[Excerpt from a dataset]
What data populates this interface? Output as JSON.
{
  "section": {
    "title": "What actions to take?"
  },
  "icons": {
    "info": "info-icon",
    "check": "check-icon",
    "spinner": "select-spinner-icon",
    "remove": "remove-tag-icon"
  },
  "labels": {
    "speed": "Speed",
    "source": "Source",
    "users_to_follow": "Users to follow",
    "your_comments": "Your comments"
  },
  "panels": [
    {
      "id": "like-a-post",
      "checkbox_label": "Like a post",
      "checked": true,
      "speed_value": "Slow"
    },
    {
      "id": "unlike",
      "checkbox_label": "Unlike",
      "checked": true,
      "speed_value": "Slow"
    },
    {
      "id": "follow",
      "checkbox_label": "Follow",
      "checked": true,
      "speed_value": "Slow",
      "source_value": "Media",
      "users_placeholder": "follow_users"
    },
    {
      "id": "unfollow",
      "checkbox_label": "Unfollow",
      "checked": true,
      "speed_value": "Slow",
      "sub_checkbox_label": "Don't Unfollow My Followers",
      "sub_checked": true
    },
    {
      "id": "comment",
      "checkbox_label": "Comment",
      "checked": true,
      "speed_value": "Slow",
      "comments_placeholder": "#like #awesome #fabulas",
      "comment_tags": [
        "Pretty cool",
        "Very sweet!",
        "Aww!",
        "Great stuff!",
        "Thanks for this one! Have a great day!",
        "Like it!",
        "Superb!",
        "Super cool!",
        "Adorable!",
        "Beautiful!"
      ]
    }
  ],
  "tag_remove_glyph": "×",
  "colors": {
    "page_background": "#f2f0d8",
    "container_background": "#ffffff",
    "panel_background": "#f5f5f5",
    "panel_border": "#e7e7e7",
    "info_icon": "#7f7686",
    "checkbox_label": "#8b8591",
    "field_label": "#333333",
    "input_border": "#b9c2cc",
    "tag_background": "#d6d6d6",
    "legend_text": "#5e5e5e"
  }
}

§ **WORK TO BE COMPLETED**:
Retype the material above, line by line, exactly.

§ **WRITTEN RESPONSE**:
What data populates this interface? Output as JSON.
{
  "section": {
    "title": "What actions to take?"
  },
  "icons": {
    "info": "info-icon",
    "check": "check-icon",
    "spinner": "select-spinner-icon",
    "remove": "remove-tag-icon"
  },
  "labels": {
    "speed": "Speed",
    "source": "Source",
    "users_to_follow": "Users to follow",
    "your_comments": "Your comments"
  },
  "panels": [
    {
      "id": "like-a-post",
      "checkbox_label": "Like a post",
      "checked": true,
      "speed_value": "Slow"
    },
    {
      "id": "unlike",
      "checkbox_label": "Unlike",
      "checked": true,
      "speed_value": "Slow"
    },
    {
      "id": "follow",
      "checkbox_label": "Follow",
      "checked": true,
      "speed_value": "Slow",
      "source_value": "Media",
      "users_placeholder": "follow_users"
    },
    {
      "id": "unfollow",
      "checkbox_label": "Unfollow",
      "checked": true,
      "speed_value": "Slow",
      "sub_checkbox_label": "Don't Unfollow My Followers",
      "sub_checked": true
    },
    {
      "id": "comment",
      "checkbox_label": "Comment",
      "checked": true,
      "speed_value": "Slow",
      "comments_placeholder": "#like #awesome #fabulas",
      "comment_tags": [
        "Pretty cool",
        "Very sweet!",
        "Aww!",
        "Great stuff!",
        "Thanks for this one! Have a great day!",
        "Like it!",
        "Superb!",
        "Super cool!",
        "Adorable!",
        "Beautiful!"
      ]
    }
  ],
  "tag_remove_glyph": "×",
  "colors": {
    "page_background": "#f2f0d8",
    "container_background": "#ffffff",
    "panel_background": "#f5f5f5",
    "panel_border": "#e7e7e7",
    "info_icon": "#7f7686",
    "checkbox_label": "#8b8591",
    "field_label": "#333333",
    "input_border": "#b9c2cc",
    "tag_background": "#d6d6d6",
    "legend_text": "#5e5e5e"
  }
}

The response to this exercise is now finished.